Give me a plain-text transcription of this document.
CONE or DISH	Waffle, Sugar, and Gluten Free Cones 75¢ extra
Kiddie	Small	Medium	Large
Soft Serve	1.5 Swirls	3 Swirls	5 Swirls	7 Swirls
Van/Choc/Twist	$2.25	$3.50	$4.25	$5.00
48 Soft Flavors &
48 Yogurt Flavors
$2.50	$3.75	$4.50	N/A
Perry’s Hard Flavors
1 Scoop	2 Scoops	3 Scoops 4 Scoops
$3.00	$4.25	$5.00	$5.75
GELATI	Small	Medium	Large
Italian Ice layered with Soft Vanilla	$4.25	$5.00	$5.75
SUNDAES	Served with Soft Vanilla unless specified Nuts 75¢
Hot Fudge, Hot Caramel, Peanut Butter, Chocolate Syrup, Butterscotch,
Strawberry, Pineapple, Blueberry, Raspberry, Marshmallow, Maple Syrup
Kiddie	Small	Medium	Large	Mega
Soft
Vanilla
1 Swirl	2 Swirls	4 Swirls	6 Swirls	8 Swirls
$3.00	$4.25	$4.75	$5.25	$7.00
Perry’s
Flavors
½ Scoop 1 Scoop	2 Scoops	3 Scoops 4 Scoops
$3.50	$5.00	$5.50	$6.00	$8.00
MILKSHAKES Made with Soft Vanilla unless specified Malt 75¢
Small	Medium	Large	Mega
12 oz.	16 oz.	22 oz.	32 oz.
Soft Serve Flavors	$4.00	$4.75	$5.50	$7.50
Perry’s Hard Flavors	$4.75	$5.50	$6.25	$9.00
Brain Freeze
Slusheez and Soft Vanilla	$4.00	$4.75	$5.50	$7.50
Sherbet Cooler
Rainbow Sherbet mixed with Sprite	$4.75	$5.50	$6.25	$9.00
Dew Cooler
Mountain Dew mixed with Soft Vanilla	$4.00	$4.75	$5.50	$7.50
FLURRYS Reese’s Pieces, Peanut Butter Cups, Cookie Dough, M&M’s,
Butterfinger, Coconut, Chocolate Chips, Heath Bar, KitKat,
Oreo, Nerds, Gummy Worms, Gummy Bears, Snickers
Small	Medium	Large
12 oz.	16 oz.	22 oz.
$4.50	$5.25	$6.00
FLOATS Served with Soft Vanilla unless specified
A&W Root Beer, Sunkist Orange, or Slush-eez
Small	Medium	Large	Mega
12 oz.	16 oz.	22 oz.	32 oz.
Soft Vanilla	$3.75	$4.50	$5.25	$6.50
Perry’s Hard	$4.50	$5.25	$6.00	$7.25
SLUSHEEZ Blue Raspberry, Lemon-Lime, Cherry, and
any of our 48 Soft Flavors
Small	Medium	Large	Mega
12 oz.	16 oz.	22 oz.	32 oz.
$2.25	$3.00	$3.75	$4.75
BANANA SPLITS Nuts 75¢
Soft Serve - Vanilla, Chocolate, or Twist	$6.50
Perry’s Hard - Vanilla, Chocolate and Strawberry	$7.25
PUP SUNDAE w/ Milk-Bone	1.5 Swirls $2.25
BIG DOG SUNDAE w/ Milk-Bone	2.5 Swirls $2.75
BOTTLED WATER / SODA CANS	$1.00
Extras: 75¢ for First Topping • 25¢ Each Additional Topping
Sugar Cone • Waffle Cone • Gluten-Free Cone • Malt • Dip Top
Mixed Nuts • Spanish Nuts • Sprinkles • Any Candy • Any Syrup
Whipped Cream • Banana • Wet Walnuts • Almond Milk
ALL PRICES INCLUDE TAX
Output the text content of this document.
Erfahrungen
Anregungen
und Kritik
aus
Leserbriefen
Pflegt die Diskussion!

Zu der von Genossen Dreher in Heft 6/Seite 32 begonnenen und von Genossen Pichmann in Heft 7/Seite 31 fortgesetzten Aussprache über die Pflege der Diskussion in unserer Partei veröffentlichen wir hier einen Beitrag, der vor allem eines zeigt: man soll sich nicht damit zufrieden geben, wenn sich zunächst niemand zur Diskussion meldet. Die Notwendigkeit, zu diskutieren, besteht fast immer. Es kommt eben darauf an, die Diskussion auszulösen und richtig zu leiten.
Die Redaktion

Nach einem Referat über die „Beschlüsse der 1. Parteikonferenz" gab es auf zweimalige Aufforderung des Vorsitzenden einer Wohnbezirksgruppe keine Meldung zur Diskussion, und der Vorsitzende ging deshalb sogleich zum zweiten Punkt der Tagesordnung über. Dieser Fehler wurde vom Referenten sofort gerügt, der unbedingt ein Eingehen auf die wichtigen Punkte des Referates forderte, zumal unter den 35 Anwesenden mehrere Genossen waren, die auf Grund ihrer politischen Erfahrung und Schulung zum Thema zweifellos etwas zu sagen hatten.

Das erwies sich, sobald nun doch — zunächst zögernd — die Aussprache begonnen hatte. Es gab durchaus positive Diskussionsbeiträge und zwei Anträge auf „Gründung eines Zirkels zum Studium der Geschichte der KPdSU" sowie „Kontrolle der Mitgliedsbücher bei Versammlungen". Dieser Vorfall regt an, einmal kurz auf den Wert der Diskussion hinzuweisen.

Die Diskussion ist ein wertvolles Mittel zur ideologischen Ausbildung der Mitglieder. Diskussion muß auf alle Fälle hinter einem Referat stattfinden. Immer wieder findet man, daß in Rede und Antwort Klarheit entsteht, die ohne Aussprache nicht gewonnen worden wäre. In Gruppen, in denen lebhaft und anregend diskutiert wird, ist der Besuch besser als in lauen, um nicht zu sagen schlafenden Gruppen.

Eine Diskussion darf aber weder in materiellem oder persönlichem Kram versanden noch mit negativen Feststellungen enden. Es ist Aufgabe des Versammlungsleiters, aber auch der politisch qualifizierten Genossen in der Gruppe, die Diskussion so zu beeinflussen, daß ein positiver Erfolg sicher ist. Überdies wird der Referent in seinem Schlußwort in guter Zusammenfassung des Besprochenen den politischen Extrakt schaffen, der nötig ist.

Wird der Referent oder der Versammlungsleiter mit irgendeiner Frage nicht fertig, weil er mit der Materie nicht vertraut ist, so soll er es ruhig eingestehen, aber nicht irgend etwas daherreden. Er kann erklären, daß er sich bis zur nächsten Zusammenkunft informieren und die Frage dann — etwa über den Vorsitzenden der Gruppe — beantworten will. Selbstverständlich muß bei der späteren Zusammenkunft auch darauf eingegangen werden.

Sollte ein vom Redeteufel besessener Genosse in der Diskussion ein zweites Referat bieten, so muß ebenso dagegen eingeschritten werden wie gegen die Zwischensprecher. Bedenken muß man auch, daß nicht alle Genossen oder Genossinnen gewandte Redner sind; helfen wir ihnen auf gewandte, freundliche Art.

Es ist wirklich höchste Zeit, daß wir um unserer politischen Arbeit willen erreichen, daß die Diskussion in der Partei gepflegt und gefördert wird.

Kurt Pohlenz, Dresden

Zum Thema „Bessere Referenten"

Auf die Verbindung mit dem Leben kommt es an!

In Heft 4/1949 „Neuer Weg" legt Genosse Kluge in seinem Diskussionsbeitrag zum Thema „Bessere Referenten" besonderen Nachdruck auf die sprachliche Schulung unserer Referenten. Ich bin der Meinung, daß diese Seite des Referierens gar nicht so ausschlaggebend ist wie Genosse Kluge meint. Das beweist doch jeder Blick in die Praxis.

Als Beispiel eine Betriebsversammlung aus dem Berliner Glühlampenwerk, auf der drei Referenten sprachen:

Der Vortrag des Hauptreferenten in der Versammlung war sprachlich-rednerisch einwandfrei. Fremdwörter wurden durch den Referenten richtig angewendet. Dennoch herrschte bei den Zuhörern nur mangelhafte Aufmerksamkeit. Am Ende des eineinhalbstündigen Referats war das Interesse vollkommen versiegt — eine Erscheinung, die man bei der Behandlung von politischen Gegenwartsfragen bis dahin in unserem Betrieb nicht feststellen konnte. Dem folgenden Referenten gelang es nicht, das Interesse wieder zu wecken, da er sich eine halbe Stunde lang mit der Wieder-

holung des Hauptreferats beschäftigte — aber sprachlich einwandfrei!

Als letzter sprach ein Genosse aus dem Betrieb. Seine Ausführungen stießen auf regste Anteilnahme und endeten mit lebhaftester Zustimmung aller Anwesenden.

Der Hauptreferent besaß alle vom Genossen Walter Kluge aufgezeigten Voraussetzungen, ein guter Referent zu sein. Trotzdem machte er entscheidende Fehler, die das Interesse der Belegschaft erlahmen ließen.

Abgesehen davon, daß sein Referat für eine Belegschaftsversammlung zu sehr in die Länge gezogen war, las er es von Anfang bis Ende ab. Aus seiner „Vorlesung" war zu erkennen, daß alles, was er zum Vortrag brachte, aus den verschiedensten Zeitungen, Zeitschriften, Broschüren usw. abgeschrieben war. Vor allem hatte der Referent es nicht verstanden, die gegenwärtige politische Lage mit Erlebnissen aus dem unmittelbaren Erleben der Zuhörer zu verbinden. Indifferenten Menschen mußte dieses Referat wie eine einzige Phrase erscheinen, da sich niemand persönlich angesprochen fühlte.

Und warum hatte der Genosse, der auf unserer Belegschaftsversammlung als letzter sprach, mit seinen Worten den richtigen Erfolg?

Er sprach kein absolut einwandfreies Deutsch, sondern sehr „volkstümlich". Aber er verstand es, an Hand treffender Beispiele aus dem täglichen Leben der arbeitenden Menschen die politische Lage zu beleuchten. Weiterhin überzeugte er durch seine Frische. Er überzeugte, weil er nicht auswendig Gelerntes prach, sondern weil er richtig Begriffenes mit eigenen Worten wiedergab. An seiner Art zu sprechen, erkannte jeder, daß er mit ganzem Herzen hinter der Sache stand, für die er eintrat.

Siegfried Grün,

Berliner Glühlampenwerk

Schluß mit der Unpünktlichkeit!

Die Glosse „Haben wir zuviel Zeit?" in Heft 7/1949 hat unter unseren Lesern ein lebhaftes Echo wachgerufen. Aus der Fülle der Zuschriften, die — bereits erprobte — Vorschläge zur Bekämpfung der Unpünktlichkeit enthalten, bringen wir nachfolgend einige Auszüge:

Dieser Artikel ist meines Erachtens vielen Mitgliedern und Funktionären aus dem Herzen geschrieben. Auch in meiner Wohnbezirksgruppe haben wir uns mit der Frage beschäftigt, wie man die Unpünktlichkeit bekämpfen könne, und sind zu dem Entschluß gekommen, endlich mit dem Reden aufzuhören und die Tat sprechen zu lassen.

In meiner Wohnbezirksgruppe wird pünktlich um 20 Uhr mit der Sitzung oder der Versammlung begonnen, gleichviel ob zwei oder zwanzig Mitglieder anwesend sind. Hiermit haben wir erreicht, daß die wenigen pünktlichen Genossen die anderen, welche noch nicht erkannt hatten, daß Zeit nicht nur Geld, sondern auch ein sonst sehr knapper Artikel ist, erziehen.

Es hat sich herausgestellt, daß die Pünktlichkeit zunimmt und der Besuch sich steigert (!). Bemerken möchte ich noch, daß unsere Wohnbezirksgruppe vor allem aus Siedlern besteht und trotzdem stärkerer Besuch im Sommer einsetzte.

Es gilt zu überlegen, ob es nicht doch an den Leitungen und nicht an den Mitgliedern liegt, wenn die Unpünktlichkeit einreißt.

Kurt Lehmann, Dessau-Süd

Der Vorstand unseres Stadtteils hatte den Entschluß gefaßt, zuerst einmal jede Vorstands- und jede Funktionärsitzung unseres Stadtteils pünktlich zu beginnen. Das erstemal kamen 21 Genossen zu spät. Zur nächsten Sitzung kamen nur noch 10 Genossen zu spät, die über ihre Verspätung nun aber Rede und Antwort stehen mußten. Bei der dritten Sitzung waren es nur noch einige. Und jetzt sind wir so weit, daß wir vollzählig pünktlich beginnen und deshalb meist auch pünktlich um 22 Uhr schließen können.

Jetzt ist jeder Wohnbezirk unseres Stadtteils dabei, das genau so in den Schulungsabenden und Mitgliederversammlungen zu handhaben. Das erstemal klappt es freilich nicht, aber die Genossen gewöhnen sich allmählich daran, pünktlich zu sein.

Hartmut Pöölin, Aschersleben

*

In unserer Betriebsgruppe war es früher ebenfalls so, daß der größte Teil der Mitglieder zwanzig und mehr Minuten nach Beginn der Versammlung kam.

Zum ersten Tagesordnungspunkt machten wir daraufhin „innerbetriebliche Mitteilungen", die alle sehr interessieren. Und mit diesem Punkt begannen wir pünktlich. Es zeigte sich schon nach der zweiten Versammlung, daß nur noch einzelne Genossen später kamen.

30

|---|

- **Work to complete**: Copy all lines from the material that include "Swirls".

- **Solution to this exercise**:
Soft Serve	1.5 Swirls	3 Swirls	5 Swirls	7 Swirls
1 Swirl	2 Swirls	4 Swirls	6 Swirls	8 Swirls
PUP SUNDAE w/ Milk-Bone	1.5 Swirls $2.25
BIG DOG SUNDAE w/ Milk-Bone	2.5 Swirls $2.75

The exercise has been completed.